### TASK REQUIREMENTS
Repeat each line word for word.

### Dataset items

══════════

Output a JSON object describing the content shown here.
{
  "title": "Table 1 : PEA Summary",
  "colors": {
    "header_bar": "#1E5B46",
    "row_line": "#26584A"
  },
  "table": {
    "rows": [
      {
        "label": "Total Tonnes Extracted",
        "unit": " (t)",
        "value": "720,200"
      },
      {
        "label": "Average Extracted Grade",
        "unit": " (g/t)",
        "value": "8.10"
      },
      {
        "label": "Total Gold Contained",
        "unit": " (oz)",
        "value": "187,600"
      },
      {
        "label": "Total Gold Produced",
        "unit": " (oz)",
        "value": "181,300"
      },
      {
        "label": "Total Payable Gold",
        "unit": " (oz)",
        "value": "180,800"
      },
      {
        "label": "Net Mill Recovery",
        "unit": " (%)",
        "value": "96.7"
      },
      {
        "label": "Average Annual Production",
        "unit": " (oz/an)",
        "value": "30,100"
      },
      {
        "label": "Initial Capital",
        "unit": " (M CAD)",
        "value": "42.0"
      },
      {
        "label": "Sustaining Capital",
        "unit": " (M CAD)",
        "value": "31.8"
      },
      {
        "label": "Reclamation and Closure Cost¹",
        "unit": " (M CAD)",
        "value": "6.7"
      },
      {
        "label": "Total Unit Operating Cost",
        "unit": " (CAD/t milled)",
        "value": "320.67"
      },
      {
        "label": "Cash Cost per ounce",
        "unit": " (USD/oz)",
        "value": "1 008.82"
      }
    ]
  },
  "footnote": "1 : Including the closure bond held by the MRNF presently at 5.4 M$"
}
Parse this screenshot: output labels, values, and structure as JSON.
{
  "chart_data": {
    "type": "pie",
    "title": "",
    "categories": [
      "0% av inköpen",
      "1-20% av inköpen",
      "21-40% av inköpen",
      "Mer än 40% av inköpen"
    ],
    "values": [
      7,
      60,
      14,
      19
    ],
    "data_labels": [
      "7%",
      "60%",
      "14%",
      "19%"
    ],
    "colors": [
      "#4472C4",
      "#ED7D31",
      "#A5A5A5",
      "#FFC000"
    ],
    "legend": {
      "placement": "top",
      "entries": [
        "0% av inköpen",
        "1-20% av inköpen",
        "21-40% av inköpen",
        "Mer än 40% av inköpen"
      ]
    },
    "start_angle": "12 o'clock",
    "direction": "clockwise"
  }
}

══════════

### ANSWER FOR THIS EXERCISE
Output a JSON object describing the content shown here.
{
  "title": "Table 1 : PEA Summary",
  "colors": {
    "header_bar": "#1E5B46",
    "row_line": "#26584A"
  },
  "table": {
    "rows": [
      {
        "label": "Total Tonnes Extracted",
        "unit": " (t)",
        "value": "720,200"
      },
      {
        "label": "Average Extracted Grade",
        "unit": " (g/t)",
        "value": "8.10"
      },
      {
        "label": "Total Gold Contained",
        "unit": " (oz)",
        "value": "187,600"
      },
      {
        "label": "Total Gold Produced",
        "unit": " (oz)",
        "value": "181,300"
      },
      {
        "label": "Total Payable Gold",
        "unit": " (oz)",
        "value": "180,800"
      },
      {
        "label": "Net Mill Recovery",
        "unit": " (%)",
        "value": "96.7"
      },
      {
        "label": "Average Annual Production",
        "unit": " (oz/an)",
        "value": "30,100"
      },
      {
        "label": "Initial Capital",
        "unit": " (M CAD)",
        "value": "42.0"
      },
      {
        "label": "Sustaining Capital",
        "unit": " (M CAD)",
        "value": "31.8"
      },
      {
        "label": "Reclamation and Closure Cost¹",
        "unit": " (M CAD)",
        "value": "6.7"
      },
      {
        "label": "Total Unit Operating Cost",
        "unit": " (CAD/t milled)",
        "value": "320.67"
      },
      {
        "label": "Cash Cost per ounce",
        "unit": " (USD/oz)",
        "value": "1 008.82"
      }
    ]
  },
  "footnote": "1 : Including the closure bond held by the MRNF presently at 5.4 M$"
}
Parse this screenshot: output labels, values, and structure as JSON.
{
  "chart_data": {
    "type": "pie",
    "title": "",
    "categories": [
      "0% av inköpen",
      "1-20% av inköpen",
      "21-40% av inköpen",
      "Mer än 40% av inköpen"
    ],
    "values": [
      7,
      60,
      14,
      19
    ],
    "data_labels": [
      "7%",
      "60%",
      "14%",
      "19%"
    ],
    "colors": [
      "#4472C4",
      "#ED7D31",
      "#A5A5A5",
      "#FFC000"
    ],
    "legend": {
      "placement": "top",
      "entries": [
        "0% av inköpen",
        "1-20% av inköpen",
        "21-40% av inköpen",
        "Mer än 40% av inköpen"
      ]
    },
    "start_angle": "12 o'clock",
    "direction": "clockwise"
  }
}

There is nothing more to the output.